According to the news report about the five-year-old Minneapolis boy, which outlet first reported the Department of Homeland Security's motion?

▶ Passage for review
+ + +
Trump administration wants ICE to quickly deport five-year-old Minneapolis boy and dad days after release

Donald Trump’s administration is moving to quickly deport the family of a five-year-old Minneapolis boy whose now-viral image capturing him in the snow as federal officers arrested his father has fueled outrage against the president’s mass deportation efforts.
The Department of Homeland Security filed a motion in immigration court this week to end asylum claims for the father of preschooler Liam Conejo Ramos and to place him in expedited removal proceedings.
The motion, first reported by Minnesota Public Radio, was filed just days after a federal judge granted their release from an immigration detention center in Texas.
A hearing is scheduled Friday.
Liam’s father, Adrian Conejo Arias, who is originally from Ecuador, told the outlet that they do not know what will happen to them next.
“The government is moving many pieces, it’s doing everything possible to do us harm, so that they’ll probably deport us. We live with that fear, too,” he told MPR in Spanish.
+ + +
[Dataset records]
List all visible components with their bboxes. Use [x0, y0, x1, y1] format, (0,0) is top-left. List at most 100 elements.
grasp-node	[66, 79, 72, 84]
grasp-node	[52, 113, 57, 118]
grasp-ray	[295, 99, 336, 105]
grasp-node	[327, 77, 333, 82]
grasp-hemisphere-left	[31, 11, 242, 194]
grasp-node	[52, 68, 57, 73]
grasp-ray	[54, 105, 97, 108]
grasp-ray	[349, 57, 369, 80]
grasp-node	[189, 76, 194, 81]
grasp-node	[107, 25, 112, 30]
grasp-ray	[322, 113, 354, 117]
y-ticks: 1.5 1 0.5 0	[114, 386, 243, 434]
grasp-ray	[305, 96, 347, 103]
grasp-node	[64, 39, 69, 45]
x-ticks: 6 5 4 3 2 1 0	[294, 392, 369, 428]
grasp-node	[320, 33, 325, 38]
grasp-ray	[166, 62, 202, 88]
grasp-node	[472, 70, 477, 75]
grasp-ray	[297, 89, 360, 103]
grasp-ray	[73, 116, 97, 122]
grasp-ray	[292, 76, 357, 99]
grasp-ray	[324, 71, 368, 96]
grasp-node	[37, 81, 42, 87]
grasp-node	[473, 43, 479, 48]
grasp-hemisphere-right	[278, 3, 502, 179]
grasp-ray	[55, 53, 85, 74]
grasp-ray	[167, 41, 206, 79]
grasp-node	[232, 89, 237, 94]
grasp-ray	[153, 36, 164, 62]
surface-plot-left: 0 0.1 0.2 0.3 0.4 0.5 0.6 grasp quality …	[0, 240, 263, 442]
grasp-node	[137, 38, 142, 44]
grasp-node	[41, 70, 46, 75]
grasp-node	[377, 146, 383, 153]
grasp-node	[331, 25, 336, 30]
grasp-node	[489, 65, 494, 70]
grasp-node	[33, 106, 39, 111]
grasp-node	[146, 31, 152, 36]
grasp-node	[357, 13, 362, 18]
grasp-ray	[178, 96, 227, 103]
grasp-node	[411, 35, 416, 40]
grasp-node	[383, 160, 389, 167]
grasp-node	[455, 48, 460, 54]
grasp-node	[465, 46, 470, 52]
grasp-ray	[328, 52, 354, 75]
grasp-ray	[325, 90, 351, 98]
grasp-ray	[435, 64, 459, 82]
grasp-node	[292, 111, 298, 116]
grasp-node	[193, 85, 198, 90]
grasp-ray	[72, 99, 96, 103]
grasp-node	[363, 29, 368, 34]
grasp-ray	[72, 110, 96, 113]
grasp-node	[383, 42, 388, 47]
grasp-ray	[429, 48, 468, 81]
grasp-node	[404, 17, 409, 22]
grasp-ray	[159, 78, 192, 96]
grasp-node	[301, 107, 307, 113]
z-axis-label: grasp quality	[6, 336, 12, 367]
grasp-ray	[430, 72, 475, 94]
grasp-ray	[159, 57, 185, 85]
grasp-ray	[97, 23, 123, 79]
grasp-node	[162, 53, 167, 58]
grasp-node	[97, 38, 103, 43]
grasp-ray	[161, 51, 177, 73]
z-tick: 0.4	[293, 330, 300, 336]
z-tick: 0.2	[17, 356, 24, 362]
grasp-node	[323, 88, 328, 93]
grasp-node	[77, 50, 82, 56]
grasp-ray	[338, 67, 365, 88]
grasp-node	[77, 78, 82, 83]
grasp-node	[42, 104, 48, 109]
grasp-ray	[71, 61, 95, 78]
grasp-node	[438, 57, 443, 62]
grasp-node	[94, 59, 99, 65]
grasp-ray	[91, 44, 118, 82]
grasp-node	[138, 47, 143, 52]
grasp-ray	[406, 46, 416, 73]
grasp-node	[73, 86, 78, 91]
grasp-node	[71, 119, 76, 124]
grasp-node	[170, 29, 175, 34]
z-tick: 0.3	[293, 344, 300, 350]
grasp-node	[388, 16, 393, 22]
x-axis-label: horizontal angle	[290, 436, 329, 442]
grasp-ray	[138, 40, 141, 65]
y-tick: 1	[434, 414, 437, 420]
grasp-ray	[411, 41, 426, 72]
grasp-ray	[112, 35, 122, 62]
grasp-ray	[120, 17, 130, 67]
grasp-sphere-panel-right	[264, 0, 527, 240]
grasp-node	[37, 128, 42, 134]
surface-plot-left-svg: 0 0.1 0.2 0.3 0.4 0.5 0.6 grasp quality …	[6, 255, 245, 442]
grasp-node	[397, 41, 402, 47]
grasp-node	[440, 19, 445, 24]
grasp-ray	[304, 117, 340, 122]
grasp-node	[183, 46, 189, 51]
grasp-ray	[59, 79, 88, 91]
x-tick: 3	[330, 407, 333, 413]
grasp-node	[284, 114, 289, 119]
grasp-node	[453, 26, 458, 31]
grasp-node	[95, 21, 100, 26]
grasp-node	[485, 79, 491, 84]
+ + +
▶ Your solution
Minnesota Public Radio